"""

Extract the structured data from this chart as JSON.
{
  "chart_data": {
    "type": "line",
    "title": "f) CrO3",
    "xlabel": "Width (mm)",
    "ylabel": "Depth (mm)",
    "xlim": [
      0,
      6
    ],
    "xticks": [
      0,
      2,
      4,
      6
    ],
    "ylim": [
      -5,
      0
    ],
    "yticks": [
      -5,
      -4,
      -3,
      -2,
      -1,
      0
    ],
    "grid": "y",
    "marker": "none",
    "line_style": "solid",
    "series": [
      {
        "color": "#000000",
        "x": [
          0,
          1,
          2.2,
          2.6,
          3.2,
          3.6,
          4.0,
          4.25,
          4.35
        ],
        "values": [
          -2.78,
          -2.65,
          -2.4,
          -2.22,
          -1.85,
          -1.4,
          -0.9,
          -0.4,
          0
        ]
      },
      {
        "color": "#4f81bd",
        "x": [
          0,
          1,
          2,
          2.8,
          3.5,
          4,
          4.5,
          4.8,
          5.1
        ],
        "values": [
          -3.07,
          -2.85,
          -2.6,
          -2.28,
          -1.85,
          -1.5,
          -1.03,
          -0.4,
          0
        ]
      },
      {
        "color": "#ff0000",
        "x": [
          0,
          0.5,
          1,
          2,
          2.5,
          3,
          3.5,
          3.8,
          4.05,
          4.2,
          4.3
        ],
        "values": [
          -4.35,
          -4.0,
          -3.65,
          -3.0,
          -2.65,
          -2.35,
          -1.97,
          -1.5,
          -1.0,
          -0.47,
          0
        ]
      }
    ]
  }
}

"""

> [Work to be completed]
Write out all of the records once more, exactly.

> [Full answer]
Extract the structured data from this chart as JSON.
{
  "chart_data": {
    "type": "line",
    "title": "f) CrO3",
    "xlabel": "Width (mm)",
    "ylabel": "Depth (mm)",
    "xlim": [
      0,
      6
    ],
    "xticks": [
      0,
      2,
      4,
      6
    ],
    "ylim": [
      -5,
      0
    ],
    "yticks": [
      -5,
      -4,
      -3,
      -2,
      -1,
      0
    ],
    "grid": "y",
    "marker": "none",
    "line_style": "solid",
    "series": [
      {
        "color": "#000000",
        "x": [
          0,
          1,
          2.2,
          2.6,
          3.2,
          3.6,
          4.0,
          4.25,
          4.35
        ],
        "values": [
          -2.78,
          -2.65,
          -2.4,
          -2.22,
          -1.85,
          -1.4,
          -0.9,
          -0.4,
          0
        ]
      },
      {
        "color": "#4f81bd",
        "x": [
          0,
          1,
          2,
          2.8,
          3.5,
          4,
          4.5,
          4.8,
          5.1
        ],
        "values": [
          -3.07,
          -2.85,
          -2.6,
          -2.28,
          -1.85,
          -1.5,
          -1.03,
          -0.4,
          0
        ]
      },
      {
        "color": "#ff0000",
        "x": [
          0,
          0.5,
          1,
          2,
          2.5,
          3,
          3.5,
          3.8,
          4.05,
          4.2,
          4.3
        ],
        "values": [
          -4.35,
          -4.0,
          -3.65,
          -3.0,
          -2.65,
          -2.35,
          -1.97,
          -1.5,
          -1.0,
          -0.47,
          0
        ]
      }
    ]
  }
}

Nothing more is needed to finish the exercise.